▶ **EXERCISE**: Give every line back verbatim, dropping all images.

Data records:

..............................

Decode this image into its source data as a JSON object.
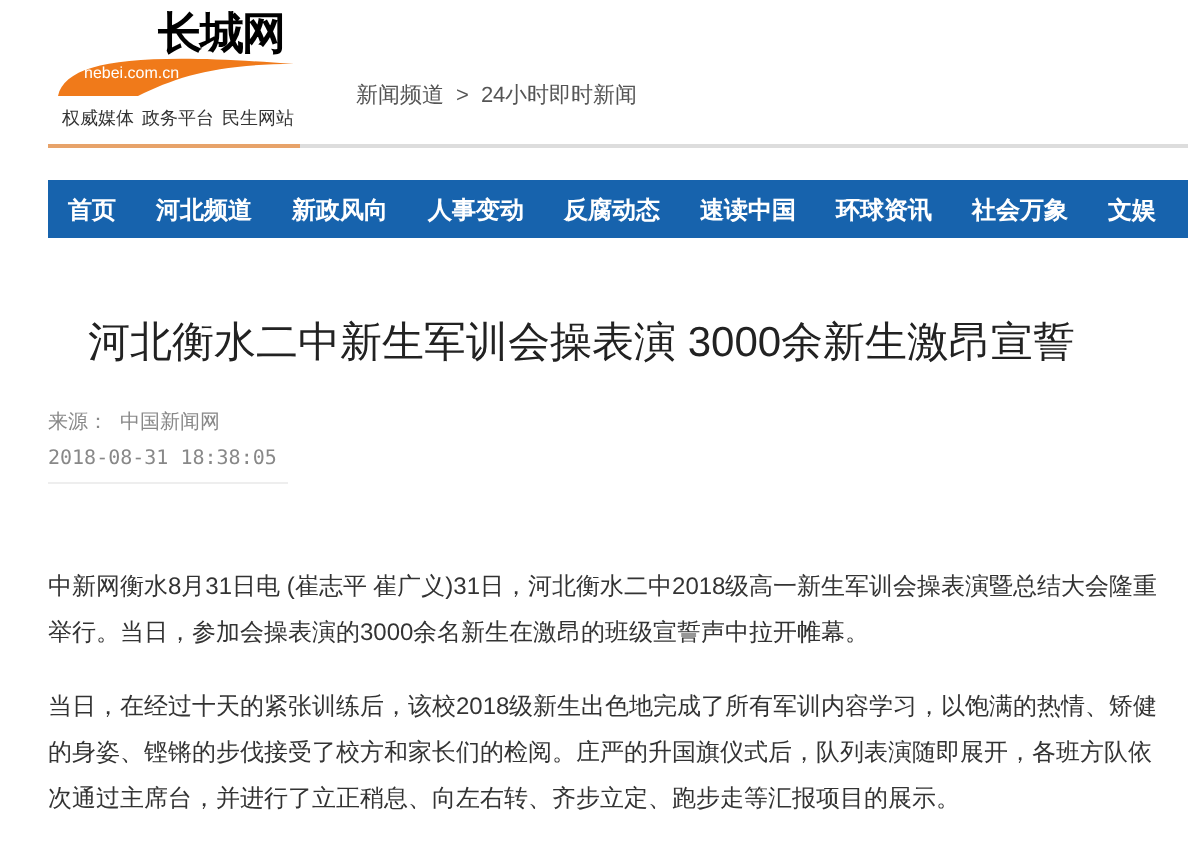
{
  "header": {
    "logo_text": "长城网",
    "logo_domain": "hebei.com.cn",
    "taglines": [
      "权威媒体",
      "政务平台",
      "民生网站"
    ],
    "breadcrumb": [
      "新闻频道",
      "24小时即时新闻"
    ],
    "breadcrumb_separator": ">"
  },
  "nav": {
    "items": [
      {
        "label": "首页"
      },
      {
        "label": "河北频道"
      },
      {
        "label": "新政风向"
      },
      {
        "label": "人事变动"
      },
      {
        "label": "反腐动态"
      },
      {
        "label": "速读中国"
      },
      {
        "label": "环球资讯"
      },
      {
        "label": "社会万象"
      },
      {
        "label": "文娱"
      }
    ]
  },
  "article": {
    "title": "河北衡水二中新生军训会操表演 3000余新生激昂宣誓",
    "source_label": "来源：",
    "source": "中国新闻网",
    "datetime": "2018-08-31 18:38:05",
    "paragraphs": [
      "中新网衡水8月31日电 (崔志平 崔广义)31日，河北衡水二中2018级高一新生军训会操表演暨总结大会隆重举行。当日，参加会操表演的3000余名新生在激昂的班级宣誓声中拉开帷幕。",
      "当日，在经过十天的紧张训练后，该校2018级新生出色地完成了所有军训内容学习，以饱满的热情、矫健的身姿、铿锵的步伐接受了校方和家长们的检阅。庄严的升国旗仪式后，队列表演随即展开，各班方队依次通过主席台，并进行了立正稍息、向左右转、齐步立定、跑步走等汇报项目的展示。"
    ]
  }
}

..............................

▶ **WRITTEN RESPONSE**:
Decode this image into its source data as a JSON object.
{
  "header": {
    "logo_text": "长城网",
    "logo_domain": "hebei.com.cn",
    "taglines": [
      "权威媒体",
      "政务平台",
      "民生网站"
    ],
    "breadcrumb": [
      "新闻频道",
      "24小时即时新闻"
    ],
    "breadcrumb_separator": ">"
  },
  "nav": {
    "items": [
      {
        "label": "首页"
      },
      {
        "label": "河北频道"
      },
      {
        "label": "新政风向"
      },
      {
        "label": "人事变动"
      },
      {
        "label": "反腐动态"
      },
      {
        "label": "速读中国"
      },
      {
        "label": "环球资讯"
      },
      {
        "label": "社会万象"
      },
      {
        "label": "文娱"
      }
    ]
  },
  "article": {
    "title": "河北衡水二中新生军训会操表演 3000余新生激昂宣誓",
    "source_label": "来源：",
    "source": "中国新闻网",
    "datetime": "2018-08-31 18:38:05",
    "paragraphs": [
      "中新网衡水8月31日电 (崔志平 崔广义)31日，河北衡水二中2018级高一新生军训会操表演暨总结大会隆重举行。当日，参加会操表演的3000余名新生在激昂的班级宣誓声中拉开帷幕。",
      "当日，在经过十天的紧张训练后，该校2018级新生出色地完成了所有军训内容学习，以饱满的热情、矫健的身姿、铿锵的步伐接受了校方和家长们的检阅。庄严的升国旗仪式后，队列表演随即展开，各班方队依次通过主席台，并进行了立正稍息、向左右转、齐步立定、跑步走等汇报项目的展示。"
    ]
  }
}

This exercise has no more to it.